Below are the records; collect from them each line containing the string "knowledge".

[Saved entries]
_____
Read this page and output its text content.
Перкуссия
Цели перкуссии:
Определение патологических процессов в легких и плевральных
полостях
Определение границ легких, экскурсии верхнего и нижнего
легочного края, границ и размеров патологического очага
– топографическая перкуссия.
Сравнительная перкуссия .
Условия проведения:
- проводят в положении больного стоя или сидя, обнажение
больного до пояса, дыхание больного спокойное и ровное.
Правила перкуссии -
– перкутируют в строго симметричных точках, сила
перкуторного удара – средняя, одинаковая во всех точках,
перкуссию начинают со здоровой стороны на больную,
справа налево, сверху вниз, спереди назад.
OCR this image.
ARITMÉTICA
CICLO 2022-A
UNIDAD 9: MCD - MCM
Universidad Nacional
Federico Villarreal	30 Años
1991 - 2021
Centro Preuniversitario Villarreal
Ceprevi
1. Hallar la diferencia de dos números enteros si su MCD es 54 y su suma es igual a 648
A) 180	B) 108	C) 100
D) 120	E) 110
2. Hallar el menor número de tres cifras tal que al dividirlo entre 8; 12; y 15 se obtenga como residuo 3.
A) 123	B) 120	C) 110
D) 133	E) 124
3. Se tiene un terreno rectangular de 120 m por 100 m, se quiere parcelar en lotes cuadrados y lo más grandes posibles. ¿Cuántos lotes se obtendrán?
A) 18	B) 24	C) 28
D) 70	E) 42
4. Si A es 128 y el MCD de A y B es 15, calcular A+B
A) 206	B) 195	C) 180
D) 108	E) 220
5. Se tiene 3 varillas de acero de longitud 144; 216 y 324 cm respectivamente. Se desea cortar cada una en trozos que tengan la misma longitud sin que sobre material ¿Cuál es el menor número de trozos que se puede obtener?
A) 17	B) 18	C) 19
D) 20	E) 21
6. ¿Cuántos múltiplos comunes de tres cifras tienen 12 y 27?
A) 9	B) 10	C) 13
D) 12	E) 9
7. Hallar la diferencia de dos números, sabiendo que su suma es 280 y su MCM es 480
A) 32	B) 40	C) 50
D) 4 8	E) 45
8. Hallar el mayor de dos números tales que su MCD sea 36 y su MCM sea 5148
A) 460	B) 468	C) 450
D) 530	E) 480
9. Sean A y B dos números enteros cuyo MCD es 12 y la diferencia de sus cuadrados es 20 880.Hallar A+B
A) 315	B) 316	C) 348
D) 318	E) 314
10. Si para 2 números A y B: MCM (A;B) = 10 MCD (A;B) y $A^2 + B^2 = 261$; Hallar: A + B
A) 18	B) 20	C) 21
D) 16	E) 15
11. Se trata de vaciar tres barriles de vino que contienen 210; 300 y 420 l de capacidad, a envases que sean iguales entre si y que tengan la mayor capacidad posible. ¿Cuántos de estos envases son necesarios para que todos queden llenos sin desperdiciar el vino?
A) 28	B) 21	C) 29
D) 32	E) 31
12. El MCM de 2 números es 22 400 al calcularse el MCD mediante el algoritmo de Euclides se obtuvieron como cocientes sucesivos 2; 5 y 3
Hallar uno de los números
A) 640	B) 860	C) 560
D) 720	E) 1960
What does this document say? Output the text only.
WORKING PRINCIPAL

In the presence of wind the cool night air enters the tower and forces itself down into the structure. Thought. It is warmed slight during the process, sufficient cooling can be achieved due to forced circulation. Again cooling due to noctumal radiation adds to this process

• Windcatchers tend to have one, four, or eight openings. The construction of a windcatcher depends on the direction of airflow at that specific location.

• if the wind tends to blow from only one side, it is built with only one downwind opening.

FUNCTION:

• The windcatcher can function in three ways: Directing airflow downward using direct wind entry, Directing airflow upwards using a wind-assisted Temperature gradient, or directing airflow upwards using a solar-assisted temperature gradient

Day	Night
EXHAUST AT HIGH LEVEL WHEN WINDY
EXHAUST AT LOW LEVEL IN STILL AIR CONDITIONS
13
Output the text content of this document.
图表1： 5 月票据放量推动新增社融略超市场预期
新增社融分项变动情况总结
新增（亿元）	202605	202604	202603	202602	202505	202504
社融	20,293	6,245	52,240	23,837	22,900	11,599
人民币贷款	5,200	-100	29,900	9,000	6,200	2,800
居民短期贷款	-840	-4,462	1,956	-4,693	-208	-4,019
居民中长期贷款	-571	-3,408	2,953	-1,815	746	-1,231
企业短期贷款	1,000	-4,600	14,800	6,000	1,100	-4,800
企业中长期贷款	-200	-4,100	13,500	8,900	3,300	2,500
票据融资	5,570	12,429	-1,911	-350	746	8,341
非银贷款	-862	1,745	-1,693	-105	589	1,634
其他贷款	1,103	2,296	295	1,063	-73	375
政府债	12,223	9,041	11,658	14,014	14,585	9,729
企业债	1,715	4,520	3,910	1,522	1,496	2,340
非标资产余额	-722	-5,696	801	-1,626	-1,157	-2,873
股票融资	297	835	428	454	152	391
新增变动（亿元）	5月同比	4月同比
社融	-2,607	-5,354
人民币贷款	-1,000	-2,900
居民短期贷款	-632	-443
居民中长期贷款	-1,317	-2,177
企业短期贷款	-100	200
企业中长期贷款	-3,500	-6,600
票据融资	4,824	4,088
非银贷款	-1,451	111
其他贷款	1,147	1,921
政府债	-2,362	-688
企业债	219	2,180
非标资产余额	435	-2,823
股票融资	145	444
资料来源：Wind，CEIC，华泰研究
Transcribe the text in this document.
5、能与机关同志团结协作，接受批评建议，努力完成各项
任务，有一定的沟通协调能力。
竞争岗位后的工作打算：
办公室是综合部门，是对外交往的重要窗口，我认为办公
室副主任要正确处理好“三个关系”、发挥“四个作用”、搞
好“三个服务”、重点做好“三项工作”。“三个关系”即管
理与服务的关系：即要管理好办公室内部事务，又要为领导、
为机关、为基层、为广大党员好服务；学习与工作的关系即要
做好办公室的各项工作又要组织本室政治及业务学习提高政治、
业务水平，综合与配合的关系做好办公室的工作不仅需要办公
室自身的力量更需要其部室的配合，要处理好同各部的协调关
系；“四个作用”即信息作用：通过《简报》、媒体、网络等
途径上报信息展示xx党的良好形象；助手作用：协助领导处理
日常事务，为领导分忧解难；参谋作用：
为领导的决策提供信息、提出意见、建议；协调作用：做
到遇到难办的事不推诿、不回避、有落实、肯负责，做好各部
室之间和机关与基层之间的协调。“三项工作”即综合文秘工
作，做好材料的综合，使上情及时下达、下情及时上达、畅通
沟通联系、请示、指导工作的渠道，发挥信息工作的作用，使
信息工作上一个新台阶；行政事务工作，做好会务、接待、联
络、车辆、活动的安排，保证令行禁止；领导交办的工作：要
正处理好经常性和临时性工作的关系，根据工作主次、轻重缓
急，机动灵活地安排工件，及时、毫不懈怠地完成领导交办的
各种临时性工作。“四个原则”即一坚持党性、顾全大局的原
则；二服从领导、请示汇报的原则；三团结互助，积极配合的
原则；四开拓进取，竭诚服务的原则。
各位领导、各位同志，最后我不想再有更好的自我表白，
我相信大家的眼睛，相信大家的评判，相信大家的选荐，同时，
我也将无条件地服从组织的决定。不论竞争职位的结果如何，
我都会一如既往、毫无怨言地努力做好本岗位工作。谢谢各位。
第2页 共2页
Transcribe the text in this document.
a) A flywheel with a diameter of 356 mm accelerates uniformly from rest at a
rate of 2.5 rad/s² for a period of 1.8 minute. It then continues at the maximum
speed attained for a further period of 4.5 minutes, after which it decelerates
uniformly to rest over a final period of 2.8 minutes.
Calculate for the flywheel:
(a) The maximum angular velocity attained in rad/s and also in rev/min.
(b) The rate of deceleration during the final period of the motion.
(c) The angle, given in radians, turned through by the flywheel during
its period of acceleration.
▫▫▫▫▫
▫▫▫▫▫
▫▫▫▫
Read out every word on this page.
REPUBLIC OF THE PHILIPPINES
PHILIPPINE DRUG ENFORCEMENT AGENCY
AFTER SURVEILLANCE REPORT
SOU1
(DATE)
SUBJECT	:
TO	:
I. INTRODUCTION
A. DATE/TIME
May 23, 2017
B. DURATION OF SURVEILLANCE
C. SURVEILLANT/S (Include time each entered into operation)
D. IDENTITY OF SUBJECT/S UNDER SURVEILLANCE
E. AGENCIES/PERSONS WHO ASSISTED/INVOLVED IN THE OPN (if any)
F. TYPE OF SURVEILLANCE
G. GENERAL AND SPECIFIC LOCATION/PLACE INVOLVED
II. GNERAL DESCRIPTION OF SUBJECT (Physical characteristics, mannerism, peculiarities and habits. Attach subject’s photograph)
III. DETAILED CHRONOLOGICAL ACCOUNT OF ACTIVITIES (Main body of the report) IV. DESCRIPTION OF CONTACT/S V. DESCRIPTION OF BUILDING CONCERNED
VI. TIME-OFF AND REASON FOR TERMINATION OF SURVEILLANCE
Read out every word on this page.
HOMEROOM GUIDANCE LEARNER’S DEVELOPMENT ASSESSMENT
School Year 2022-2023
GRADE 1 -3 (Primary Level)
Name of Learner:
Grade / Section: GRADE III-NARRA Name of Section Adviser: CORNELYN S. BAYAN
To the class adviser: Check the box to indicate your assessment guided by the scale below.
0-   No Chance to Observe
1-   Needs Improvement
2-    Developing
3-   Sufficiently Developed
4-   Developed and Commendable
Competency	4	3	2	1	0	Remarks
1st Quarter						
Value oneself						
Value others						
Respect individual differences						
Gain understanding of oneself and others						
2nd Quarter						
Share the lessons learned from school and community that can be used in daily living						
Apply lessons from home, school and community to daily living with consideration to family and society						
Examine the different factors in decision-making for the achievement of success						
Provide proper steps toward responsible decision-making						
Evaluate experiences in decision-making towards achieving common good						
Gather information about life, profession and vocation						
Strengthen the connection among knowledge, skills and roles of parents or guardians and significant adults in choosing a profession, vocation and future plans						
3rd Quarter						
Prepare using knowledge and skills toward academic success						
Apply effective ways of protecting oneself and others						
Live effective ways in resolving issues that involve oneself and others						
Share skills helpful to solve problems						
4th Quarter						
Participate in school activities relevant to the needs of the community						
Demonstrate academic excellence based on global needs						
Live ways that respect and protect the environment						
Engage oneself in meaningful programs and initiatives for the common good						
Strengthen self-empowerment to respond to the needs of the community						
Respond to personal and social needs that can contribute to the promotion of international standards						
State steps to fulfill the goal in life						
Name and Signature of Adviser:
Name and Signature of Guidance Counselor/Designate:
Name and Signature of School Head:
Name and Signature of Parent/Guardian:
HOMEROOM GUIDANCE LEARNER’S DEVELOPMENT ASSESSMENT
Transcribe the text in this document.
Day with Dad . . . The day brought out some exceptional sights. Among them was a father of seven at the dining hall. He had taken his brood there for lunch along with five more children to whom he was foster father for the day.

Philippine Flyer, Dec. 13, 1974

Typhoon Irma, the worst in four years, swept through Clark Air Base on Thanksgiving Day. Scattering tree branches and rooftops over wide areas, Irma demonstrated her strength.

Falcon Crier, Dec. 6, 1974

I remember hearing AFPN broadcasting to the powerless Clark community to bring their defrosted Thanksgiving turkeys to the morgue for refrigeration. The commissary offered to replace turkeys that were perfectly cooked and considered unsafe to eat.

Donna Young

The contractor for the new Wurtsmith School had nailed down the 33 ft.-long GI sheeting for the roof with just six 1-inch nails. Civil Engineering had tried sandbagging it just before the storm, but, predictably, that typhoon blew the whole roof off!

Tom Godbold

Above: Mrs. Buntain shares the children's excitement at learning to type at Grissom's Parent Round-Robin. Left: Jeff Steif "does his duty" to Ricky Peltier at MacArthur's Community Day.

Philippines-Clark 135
_____
[COMPLETED TASK]
Strengthen the connection among knowledge, skills and roles of parents or guardians and significant adults in choosing a profession, vocation and future plans						
Prepare using knowledge and skills toward academic success						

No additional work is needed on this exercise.